- [What is being asked] Find every line in the records below that contains the word "symbol", and copy each such line.

(Stored items from a collection)
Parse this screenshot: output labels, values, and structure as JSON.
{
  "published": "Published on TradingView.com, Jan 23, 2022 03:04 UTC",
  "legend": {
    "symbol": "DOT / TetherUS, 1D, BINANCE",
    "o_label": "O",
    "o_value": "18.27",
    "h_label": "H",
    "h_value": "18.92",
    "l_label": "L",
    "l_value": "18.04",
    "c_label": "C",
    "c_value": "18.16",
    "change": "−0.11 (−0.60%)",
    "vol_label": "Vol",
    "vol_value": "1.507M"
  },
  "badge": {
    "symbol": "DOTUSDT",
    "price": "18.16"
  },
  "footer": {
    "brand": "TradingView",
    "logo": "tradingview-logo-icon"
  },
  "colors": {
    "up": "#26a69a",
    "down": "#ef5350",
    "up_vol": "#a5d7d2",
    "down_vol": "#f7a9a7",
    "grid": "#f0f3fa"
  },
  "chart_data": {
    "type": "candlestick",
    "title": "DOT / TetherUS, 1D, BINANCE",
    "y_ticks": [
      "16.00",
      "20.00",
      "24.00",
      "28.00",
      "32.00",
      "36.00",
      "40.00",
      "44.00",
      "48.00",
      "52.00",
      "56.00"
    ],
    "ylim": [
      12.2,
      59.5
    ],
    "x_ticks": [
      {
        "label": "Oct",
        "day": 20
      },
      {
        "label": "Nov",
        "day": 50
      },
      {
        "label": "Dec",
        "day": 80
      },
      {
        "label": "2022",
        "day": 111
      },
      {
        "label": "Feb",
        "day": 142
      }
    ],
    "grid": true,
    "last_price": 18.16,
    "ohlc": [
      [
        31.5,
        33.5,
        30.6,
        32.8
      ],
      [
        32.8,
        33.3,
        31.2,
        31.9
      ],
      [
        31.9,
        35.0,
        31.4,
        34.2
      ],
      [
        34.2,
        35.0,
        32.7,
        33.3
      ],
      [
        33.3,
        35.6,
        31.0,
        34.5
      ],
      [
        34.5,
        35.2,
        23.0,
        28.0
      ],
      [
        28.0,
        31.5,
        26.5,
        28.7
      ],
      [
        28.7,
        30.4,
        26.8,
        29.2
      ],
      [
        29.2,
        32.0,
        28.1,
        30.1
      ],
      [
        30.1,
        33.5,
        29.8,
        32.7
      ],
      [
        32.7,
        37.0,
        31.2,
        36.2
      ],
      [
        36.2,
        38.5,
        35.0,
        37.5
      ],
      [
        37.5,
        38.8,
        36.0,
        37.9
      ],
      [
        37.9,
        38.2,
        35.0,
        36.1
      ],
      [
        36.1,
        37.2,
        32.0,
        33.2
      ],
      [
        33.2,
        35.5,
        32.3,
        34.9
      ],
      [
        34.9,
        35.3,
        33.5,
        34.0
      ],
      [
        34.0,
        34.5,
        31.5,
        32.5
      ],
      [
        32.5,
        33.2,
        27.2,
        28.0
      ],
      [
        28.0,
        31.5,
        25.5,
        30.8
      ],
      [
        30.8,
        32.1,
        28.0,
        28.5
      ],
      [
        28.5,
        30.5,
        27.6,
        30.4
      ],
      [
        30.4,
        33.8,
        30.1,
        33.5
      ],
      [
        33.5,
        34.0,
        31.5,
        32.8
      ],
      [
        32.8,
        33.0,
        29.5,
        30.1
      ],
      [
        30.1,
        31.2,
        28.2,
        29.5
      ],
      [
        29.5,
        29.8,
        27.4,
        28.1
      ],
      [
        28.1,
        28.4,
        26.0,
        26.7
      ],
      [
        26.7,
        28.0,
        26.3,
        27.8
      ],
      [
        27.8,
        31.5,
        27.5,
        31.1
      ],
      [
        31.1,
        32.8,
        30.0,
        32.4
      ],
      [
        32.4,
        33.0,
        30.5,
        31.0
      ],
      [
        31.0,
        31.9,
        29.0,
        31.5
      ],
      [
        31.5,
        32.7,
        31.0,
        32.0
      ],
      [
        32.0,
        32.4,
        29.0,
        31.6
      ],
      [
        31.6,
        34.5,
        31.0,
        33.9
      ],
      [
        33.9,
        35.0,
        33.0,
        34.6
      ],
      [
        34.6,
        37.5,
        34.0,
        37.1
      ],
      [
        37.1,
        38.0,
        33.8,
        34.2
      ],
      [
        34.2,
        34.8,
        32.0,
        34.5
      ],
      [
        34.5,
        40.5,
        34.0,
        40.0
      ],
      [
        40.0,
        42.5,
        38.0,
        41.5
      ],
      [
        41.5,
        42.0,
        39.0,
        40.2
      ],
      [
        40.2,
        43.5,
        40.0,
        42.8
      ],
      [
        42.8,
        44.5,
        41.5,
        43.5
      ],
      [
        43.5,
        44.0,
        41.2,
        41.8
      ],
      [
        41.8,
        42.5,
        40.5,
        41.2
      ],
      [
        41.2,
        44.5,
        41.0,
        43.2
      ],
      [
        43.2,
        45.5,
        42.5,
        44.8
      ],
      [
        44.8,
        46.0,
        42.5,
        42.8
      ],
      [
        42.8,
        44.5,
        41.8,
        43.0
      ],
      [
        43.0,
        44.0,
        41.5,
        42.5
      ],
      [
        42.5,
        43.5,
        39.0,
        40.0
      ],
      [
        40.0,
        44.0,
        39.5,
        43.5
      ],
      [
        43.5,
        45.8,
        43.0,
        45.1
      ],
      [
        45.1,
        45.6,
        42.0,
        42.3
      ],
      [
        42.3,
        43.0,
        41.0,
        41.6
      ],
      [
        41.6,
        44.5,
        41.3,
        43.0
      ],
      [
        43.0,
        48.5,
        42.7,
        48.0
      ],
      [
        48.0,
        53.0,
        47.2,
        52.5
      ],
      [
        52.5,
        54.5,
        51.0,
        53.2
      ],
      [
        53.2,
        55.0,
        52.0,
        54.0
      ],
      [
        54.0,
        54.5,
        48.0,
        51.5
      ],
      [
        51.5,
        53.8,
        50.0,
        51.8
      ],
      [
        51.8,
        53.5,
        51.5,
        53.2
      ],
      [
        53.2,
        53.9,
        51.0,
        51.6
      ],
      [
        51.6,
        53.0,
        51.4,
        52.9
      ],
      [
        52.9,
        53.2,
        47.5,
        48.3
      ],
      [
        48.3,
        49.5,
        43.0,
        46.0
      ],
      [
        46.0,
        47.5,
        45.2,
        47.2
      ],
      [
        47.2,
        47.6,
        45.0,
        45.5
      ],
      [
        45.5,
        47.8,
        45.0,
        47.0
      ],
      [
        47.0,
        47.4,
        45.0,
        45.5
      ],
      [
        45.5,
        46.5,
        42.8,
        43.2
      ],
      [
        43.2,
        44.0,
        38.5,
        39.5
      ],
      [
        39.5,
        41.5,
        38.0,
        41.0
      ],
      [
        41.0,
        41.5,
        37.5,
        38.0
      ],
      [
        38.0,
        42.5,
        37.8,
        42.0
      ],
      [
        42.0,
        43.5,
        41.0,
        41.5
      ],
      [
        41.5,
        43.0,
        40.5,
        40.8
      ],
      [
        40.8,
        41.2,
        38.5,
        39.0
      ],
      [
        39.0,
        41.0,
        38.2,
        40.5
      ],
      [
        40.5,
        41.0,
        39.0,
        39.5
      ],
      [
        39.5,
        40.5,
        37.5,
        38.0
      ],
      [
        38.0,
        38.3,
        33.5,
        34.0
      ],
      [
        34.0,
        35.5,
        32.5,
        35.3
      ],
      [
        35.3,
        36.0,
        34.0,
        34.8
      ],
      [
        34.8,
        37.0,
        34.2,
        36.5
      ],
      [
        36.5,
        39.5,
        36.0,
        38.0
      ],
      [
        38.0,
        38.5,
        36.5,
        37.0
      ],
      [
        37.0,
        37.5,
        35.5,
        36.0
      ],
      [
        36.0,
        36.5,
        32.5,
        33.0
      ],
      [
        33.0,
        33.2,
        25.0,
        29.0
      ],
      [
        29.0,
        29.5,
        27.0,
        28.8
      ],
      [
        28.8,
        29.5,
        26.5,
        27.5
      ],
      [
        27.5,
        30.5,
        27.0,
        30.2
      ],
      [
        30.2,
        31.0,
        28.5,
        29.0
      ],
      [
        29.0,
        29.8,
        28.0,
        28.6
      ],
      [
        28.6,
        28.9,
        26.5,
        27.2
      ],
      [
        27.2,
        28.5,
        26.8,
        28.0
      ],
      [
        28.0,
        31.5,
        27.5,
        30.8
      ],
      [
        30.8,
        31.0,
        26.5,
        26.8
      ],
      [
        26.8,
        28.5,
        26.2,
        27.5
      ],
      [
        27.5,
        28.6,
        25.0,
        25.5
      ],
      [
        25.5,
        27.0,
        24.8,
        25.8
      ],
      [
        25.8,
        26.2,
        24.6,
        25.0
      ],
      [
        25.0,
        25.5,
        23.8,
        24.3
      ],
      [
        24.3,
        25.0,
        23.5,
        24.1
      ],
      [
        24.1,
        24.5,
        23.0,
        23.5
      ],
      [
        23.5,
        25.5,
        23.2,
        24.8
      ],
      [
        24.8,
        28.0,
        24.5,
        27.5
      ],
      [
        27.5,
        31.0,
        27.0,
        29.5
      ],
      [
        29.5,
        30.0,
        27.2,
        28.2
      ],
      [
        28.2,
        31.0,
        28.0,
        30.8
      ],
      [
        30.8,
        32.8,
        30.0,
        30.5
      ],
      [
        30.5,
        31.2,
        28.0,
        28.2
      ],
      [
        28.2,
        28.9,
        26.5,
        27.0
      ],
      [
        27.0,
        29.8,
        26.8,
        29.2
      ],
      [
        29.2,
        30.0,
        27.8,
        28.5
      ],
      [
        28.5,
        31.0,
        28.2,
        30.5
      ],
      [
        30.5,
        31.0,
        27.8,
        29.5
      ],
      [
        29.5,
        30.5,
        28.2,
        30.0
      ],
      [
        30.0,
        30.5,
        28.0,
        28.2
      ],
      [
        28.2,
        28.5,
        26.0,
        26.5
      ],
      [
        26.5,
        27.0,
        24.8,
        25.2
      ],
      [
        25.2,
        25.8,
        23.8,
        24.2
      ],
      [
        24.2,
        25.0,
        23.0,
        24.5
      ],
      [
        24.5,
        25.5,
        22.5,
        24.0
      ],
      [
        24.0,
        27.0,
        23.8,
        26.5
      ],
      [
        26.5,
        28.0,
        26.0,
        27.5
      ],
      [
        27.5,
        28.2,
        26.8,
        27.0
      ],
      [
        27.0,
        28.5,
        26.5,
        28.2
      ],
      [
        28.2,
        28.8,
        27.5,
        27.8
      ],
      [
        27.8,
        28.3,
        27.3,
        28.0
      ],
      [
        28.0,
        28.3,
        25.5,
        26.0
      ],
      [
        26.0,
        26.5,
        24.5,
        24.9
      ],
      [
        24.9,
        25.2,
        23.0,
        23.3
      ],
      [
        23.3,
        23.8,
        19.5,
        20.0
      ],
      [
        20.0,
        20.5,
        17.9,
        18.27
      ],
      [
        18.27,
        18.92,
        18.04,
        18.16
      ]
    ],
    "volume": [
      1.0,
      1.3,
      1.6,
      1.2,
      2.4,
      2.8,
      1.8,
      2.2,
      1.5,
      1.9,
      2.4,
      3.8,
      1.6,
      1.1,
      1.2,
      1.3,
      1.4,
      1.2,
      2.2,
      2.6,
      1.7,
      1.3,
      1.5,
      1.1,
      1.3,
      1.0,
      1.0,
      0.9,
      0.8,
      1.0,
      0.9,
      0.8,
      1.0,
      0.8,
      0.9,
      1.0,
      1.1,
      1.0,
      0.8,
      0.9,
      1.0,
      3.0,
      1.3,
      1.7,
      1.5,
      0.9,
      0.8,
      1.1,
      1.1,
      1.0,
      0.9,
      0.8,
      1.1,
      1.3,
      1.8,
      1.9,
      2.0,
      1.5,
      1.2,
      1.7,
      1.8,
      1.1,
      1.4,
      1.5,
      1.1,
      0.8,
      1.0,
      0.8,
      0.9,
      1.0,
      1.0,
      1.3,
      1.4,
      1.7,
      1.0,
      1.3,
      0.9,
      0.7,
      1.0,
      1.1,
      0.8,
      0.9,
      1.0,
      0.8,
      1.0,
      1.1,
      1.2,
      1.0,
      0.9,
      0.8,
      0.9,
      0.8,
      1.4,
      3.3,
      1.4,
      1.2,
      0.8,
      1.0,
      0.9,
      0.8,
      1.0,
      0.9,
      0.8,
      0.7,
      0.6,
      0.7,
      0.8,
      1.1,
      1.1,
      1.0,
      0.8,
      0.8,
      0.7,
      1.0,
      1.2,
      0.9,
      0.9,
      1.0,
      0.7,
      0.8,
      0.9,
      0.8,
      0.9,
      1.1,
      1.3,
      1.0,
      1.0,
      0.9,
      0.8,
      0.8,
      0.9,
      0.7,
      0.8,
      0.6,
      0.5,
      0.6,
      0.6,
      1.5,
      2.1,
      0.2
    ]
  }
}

- [Result below]
    "symbol": "DOT / TetherUS, 1D, BINANCE",
    "symbol": "DOTUSDT",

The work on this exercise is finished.